### PROBLEM DESCRIPTION
Output every entry exactly as written, but omit the pictures.

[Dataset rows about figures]
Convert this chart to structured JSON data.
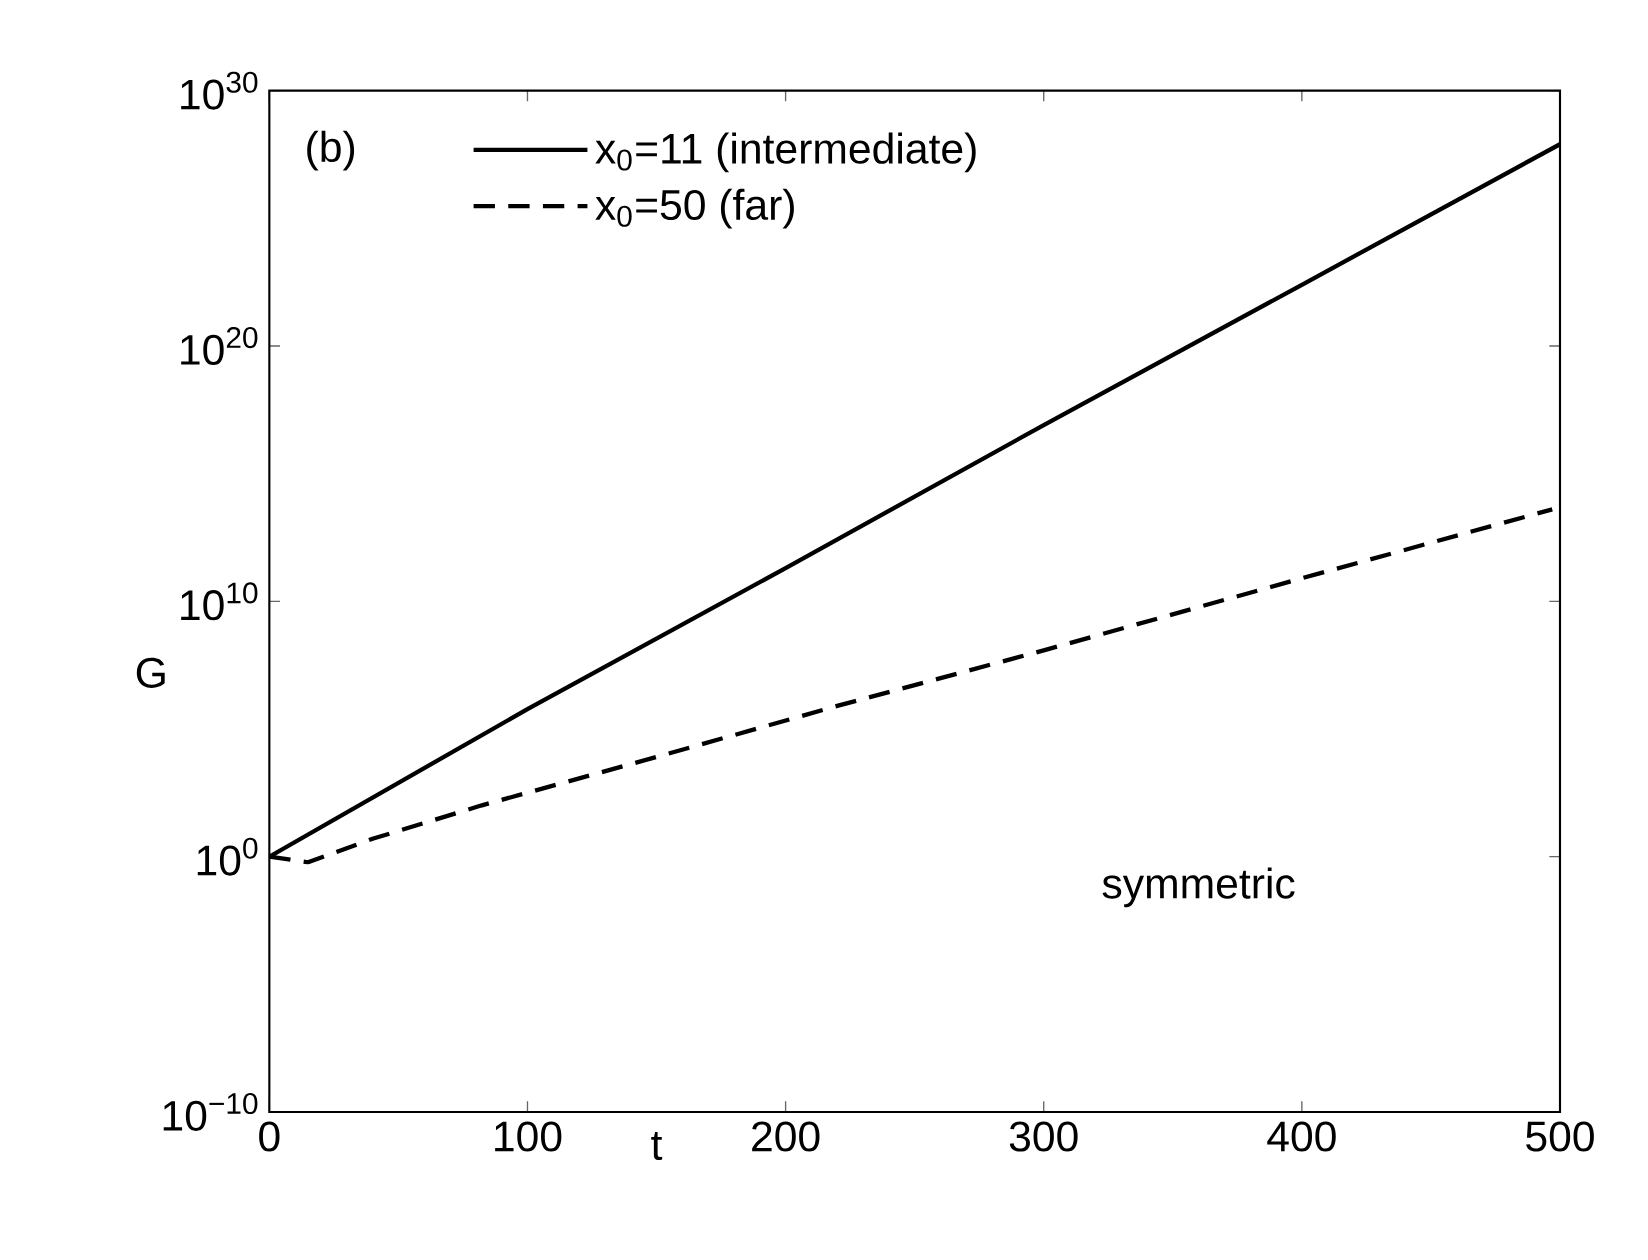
{
  "chart_data": {
    "type": "line",
    "xlabel": "t",
    "ylabel": "G",
    "annotations": [
      "(b)",
      "symmetric"
    ],
    "xlim": [
      0,
      500
    ],
    "xticks": [
      0,
      100,
      200,
      300,
      400,
      500
    ],
    "ylim": [
      1e-10,
      1e+30
    ],
    "yticks": [
      {
        "value": 1e-10,
        "label": "10$^{−10}$"
      },
      {
        "value": 1,
        "label": "10$^{0}$"
      },
      {
        "value": 10000000000.0,
        "label": "10$^{10}$"
      },
      {
        "value": 1e+20,
        "label": "10$^{20}$"
      },
      {
        "value": 1e+30,
        "label": "10$^{30}$"
      }
    ],
    "log": "y",
    "legend": "top left",
    "series": [
      {
        "name": "x$_{0}$=11 (intermediate)",
        "color": "#000000",
        "line_style": "solid",
        "x": [
          0,
          100,
          200,
          300,
          400,
          500
        ],
        "values": [
          1,
          600000.0,
          200000000000.0,
          8e+16,
          2.5e+22,
          8e+27
        ]
      },
      {
        "name": "x$_{0}$=50 (far)",
        "color": "#000000",
        "line_style": "dashed",
        "x": [
          0,
          15,
          40,
          82,
          150,
          220,
          300,
          400,
          497
        ],
        "values": [
          1,
          0.6,
          5,
          100,
          8000.0,
          800000.0,
          120000000.0,
          80000000000.0,
          40000000000000.0
        ]
      }
    ]
  }
}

### REPLY
Convert this chart to structured JSON data.
{
  "chart_data": {
    "type": "line",
    "xlabel": "t",
    "ylabel": "G",
    "annotations": [
      "(b)",
      "symmetric"
    ],
    "xlim": [
      0,
      500
    ],
    "xticks": [
      0,
      100,
      200,
      300,
      400,
      500
    ],
    "ylim": [
      1e-10,
      1e+30
    ],
    "yticks": [
      {
        "value": 1e-10,
        "label": "10$^{−10}$"
      },
      {
        "value": 1,
        "label": "10$^{0}$"
      },
      {
        "value": 10000000000.0,
        "label": "10$^{10}$"
      },
      {
        "value": 1e+20,
        "label": "10$^{20}$"
      },
      {
        "value": 1e+30,
        "label": "10$^{30}$"
      }
    ],
    "log": "y",
    "legend": "top left",
    "series": [
      {
        "name": "x$_{0}$=11 (intermediate)",
        "color": "#000000",
        "line_style": "solid",
        "x": [
          0,
          100,
          200,
          300,
          400,
          500
        ],
        "values": [
          1,
          600000.0,
          200000000000.0,
          8e+16,
          2.5e+22,
          8e+27
        ]
      },
      {
        "name": "x$_{0}$=50 (far)",
        "color": "#000000",
        "line_style": "dashed",
        "x": [
          0,
          15,
          40,
          82,
          150,
          220,
          300,
          400,
          497
        ],
        "values": [
          1,
          0.6,
          5,
          100,
          8000.0,
          800000.0,
          120000000.0,
          80000000000.0,
          40000000000000.0
        ]
      }
    ]
  }
}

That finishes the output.